■ **GIVEN PROBLEM**
Reproduce every entry in the listing without alteration.

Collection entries
==================================================
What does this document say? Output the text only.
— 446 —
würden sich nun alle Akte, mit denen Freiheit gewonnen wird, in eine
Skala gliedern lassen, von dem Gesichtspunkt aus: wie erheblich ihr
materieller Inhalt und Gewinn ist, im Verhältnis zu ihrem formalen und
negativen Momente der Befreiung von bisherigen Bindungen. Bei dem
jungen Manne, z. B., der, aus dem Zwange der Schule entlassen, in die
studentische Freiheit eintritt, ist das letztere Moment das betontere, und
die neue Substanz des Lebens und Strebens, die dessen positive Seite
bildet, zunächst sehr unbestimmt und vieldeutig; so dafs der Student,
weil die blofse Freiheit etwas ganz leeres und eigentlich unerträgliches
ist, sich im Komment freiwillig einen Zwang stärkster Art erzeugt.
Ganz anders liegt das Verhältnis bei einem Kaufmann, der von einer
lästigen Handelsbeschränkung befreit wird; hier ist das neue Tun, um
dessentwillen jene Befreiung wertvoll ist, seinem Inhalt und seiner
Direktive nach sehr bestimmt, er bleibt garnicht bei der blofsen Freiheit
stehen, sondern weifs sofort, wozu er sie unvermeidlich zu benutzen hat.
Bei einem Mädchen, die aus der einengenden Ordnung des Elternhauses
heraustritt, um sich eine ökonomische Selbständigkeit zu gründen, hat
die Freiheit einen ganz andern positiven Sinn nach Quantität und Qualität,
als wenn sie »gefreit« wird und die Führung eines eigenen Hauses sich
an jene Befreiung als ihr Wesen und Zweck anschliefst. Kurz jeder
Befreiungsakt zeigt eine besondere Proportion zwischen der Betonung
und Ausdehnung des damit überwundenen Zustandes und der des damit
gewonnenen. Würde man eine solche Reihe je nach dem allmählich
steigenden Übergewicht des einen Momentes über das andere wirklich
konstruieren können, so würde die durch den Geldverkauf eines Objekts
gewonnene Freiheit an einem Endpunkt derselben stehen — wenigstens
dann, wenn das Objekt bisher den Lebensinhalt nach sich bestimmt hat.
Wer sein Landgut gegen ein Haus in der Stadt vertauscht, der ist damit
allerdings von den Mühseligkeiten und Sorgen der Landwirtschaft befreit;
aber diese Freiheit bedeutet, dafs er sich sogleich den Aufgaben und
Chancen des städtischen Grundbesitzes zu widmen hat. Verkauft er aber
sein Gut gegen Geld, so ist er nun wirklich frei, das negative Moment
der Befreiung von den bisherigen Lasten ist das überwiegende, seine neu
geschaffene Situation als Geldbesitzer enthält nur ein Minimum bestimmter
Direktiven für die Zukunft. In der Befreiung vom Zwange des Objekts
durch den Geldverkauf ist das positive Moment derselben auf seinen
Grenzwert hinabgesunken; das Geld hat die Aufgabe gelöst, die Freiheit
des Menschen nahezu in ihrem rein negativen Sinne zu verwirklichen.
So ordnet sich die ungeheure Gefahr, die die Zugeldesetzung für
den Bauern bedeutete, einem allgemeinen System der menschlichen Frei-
==================================================
■ **RESPONSE**
What does this document say? Output the text only.
— 446 —
würden sich nun alle Akte, mit denen Freiheit gewonnen wird, in eine
Skala gliedern lassen, von dem Gesichtspunkt aus: wie erheblich ihr
materieller Inhalt und Gewinn ist, im Verhältnis zu ihrem formalen und
negativen Momente der Befreiung von bisherigen Bindungen. Bei dem
jungen Manne, z. B., der, aus dem Zwange der Schule entlassen, in die
studentische Freiheit eintritt, ist das letztere Moment das betontere, und
die neue Substanz des Lebens und Strebens, die dessen positive Seite
bildet, zunächst sehr unbestimmt und vieldeutig; so dafs der Student,
weil die blofse Freiheit etwas ganz leeres und eigentlich unerträgliches
ist, sich im Komment freiwillig einen Zwang stärkster Art erzeugt.
Ganz anders liegt das Verhältnis bei einem Kaufmann, der von einer
lästigen Handelsbeschränkung befreit wird; hier ist das neue Tun, um
dessentwillen jene Befreiung wertvoll ist, seinem Inhalt und seiner
Direktive nach sehr bestimmt, er bleibt garnicht bei der blofsen Freiheit
stehen, sondern weifs sofort, wozu er sie unvermeidlich zu benutzen hat.
Bei einem Mädchen, die aus der einengenden Ordnung des Elternhauses
heraustritt, um sich eine ökonomische Selbständigkeit zu gründen, hat
die Freiheit einen ganz andern positiven Sinn nach Quantität und Qualität,
als wenn sie »gefreit« wird und die Führung eines eigenen Hauses sich
an jene Befreiung als ihr Wesen und Zweck anschliefst. Kurz jeder
Befreiungsakt zeigt eine besondere Proportion zwischen der Betonung
und Ausdehnung des damit überwundenen Zustandes und der des damit
gewonnenen. Würde man eine solche Reihe je nach dem allmählich
steigenden Übergewicht des einen Momentes über das andere wirklich
konstruieren können, so würde die durch den Geldverkauf eines Objekts
gewonnene Freiheit an einem Endpunkt derselben stehen — wenigstens
dann, wenn das Objekt bisher den Lebensinhalt nach sich bestimmt hat.
Wer sein Landgut gegen ein Haus in der Stadt vertauscht, der ist damit
allerdings von den Mühseligkeiten und Sorgen der Landwirtschaft befreit;
aber diese Freiheit bedeutet, dafs er sich sogleich den Aufgaben und
Chancen des städtischen Grundbesitzes zu widmen hat. Verkauft er aber
sein Gut gegen Geld, so ist er nun wirklich frei, das negative Moment
der Befreiung von den bisherigen Lasten ist das überwiegende, seine neu
geschaffene Situation als Geldbesitzer enthält nur ein Minimum bestimmter
Direktiven für die Zukunft. In der Befreiung vom Zwange des Objekts
durch den Geldverkauf ist das positive Moment derselben auf seinen
Grenzwert hinabgesunken; das Geld hat die Aufgabe gelöst, die Freiheit
des Menschen nahezu in ihrem rein negativen Sinne zu verwirklichen.
So ordnet sich die ungeheure Gefahr, die die Zugeldesetzung für
den Bauern bedeutete, einem allgemeinen System der menschlichen Frei-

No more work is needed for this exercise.